YOUR TASK:
Tally up the lines that include "this" and state that number by itself.

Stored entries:
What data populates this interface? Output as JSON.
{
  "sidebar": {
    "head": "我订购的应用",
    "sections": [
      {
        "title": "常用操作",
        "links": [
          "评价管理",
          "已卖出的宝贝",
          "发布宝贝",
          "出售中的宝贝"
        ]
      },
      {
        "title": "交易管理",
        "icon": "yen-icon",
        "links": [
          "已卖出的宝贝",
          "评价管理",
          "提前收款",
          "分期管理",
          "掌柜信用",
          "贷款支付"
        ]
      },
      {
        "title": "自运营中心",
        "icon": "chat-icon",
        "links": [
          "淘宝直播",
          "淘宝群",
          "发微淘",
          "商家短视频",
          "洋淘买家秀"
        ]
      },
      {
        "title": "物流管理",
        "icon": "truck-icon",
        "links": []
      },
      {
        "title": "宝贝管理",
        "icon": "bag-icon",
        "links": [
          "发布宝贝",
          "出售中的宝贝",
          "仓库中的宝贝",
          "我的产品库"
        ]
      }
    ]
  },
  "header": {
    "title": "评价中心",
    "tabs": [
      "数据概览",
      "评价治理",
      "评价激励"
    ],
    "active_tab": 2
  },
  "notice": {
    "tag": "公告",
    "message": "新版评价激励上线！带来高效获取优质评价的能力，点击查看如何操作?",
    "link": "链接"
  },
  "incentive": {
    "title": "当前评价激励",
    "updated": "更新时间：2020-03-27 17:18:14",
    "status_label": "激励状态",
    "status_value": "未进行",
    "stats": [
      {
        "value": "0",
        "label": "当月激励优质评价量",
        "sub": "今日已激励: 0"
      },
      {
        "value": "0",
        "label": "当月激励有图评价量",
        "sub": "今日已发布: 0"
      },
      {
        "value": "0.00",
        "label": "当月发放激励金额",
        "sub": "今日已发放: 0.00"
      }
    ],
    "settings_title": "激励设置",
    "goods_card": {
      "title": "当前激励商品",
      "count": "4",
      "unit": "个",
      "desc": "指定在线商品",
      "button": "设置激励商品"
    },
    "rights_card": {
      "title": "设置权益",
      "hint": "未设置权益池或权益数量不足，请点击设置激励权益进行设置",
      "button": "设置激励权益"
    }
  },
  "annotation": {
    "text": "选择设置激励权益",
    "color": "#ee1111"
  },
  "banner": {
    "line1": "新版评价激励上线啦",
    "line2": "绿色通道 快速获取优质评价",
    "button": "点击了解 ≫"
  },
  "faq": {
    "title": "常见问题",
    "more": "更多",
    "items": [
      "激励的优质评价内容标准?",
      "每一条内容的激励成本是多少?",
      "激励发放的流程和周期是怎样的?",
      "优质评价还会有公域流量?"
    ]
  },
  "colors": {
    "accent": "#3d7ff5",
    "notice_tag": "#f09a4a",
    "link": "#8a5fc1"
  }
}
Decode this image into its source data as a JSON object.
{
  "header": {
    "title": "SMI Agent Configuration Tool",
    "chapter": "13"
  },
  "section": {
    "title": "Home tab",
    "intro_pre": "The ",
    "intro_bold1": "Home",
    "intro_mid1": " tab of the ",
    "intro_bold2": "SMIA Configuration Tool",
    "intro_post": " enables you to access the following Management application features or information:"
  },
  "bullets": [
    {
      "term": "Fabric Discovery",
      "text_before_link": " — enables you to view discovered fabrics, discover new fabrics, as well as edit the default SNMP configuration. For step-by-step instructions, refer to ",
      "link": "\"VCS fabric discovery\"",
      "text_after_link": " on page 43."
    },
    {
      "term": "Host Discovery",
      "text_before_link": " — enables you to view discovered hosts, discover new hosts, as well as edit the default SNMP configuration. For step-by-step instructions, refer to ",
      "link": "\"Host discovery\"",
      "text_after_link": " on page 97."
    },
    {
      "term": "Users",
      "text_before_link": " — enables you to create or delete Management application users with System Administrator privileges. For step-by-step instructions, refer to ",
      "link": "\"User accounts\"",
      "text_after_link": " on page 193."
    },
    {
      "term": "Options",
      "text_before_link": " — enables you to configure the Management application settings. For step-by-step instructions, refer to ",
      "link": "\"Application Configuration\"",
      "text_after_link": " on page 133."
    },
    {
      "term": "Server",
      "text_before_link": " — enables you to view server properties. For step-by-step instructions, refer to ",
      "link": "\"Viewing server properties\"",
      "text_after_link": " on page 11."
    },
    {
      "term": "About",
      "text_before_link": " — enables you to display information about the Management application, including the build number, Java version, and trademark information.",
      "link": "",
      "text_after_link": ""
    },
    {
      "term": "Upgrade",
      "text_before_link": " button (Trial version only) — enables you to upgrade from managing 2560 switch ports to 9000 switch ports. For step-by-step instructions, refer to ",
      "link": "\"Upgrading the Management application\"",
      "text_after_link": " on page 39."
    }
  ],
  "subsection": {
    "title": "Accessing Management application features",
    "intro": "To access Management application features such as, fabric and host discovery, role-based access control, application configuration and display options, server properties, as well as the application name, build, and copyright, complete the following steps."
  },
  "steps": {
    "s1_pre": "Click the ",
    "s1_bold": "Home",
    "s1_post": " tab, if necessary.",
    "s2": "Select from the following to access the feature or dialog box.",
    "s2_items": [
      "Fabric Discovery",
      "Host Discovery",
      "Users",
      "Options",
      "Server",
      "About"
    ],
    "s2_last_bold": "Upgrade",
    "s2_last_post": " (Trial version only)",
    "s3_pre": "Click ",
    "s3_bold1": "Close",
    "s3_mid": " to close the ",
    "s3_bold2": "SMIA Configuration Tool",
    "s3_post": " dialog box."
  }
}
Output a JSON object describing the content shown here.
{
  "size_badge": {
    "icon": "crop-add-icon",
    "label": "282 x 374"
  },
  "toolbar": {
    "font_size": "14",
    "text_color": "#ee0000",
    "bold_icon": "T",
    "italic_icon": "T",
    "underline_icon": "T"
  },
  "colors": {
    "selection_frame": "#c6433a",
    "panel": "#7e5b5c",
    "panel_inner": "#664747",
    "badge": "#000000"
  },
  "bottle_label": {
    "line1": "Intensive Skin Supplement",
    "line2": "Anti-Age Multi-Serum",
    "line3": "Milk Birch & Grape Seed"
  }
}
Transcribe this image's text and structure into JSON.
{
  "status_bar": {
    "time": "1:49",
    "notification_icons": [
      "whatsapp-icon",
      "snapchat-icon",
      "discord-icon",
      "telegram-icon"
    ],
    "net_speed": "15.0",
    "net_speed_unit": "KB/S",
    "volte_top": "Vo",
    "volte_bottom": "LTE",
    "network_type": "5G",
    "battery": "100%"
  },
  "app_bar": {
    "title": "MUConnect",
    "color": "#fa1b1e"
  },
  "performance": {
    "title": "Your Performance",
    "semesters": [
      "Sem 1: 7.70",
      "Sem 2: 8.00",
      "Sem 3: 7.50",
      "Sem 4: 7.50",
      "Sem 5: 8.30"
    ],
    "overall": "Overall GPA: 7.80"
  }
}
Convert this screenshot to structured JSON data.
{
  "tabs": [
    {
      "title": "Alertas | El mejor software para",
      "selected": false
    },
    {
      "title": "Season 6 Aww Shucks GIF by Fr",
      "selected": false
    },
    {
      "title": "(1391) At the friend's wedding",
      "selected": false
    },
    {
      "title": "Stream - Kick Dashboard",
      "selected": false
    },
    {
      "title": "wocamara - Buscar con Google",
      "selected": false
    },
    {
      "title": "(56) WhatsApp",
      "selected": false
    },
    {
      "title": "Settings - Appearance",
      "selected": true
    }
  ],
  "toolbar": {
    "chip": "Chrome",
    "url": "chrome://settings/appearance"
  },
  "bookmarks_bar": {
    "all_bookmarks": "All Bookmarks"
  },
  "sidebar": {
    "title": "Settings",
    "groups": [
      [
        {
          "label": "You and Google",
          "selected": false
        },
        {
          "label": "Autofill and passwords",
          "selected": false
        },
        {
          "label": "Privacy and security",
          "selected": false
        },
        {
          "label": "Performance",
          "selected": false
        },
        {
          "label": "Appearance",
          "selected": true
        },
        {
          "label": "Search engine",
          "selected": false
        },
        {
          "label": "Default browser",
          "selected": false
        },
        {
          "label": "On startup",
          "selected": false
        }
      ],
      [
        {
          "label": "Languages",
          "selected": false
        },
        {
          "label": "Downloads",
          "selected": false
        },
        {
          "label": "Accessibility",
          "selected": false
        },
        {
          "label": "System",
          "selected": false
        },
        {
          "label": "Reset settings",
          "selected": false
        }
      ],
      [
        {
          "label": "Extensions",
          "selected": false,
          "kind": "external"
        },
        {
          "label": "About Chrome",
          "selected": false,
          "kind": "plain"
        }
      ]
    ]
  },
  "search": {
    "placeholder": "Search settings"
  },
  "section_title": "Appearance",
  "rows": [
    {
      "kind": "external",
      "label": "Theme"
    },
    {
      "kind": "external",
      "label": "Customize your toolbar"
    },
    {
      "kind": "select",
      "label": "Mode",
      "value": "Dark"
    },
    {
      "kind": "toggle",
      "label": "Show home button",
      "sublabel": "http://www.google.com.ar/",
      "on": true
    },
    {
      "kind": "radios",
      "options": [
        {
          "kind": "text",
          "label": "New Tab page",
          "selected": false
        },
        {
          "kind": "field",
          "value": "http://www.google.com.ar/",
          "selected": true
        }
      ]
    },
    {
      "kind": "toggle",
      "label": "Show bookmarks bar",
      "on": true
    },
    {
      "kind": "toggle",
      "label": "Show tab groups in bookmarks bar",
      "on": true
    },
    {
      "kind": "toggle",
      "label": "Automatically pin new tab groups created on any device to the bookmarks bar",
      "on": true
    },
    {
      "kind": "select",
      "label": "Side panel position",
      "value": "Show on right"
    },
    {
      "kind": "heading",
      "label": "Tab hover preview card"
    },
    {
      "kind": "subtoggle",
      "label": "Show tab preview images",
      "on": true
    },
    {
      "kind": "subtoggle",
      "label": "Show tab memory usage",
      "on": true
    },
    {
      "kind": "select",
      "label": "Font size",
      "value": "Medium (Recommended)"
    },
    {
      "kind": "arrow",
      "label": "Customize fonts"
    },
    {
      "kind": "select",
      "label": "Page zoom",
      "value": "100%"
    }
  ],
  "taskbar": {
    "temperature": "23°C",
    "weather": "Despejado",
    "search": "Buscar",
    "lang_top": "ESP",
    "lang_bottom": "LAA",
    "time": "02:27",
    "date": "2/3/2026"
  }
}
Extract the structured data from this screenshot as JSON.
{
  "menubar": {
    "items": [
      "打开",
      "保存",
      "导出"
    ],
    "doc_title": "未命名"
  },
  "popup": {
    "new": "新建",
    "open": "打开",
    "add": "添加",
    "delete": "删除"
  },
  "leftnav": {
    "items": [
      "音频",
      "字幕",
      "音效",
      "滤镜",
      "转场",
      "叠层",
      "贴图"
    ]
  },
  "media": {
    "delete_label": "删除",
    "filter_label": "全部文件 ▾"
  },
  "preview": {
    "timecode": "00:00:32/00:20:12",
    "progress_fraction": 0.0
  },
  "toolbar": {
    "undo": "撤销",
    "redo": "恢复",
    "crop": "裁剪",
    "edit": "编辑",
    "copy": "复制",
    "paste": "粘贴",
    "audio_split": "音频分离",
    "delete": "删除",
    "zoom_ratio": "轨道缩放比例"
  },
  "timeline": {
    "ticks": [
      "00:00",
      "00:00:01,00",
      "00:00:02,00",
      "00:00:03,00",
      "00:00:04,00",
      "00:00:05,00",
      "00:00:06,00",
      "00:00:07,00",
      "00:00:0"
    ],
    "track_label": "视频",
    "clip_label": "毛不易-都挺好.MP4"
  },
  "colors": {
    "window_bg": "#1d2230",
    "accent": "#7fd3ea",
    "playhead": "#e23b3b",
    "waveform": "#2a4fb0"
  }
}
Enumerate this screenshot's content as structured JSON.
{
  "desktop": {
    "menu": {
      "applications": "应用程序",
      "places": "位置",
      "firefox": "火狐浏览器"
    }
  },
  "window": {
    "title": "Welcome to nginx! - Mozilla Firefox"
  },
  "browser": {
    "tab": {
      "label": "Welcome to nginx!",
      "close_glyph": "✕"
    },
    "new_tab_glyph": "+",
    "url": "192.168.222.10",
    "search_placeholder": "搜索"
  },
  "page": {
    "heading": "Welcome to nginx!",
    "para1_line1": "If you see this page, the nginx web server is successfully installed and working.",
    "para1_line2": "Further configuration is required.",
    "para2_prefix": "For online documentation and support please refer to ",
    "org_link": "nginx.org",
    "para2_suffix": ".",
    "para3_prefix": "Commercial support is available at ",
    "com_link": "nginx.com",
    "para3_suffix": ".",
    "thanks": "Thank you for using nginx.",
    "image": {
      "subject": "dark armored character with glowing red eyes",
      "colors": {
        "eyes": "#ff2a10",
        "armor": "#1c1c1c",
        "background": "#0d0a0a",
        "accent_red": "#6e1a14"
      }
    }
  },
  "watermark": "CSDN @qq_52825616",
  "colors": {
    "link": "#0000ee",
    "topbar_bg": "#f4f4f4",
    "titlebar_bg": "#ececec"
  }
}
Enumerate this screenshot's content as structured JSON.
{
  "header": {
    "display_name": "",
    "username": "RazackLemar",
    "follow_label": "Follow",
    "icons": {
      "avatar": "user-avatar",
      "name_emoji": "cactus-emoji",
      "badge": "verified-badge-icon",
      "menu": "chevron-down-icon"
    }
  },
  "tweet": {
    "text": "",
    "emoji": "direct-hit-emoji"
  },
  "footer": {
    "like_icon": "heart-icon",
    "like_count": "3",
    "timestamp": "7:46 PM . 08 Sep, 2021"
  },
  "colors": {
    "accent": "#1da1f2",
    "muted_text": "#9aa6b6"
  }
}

ANSWER BELOW:
8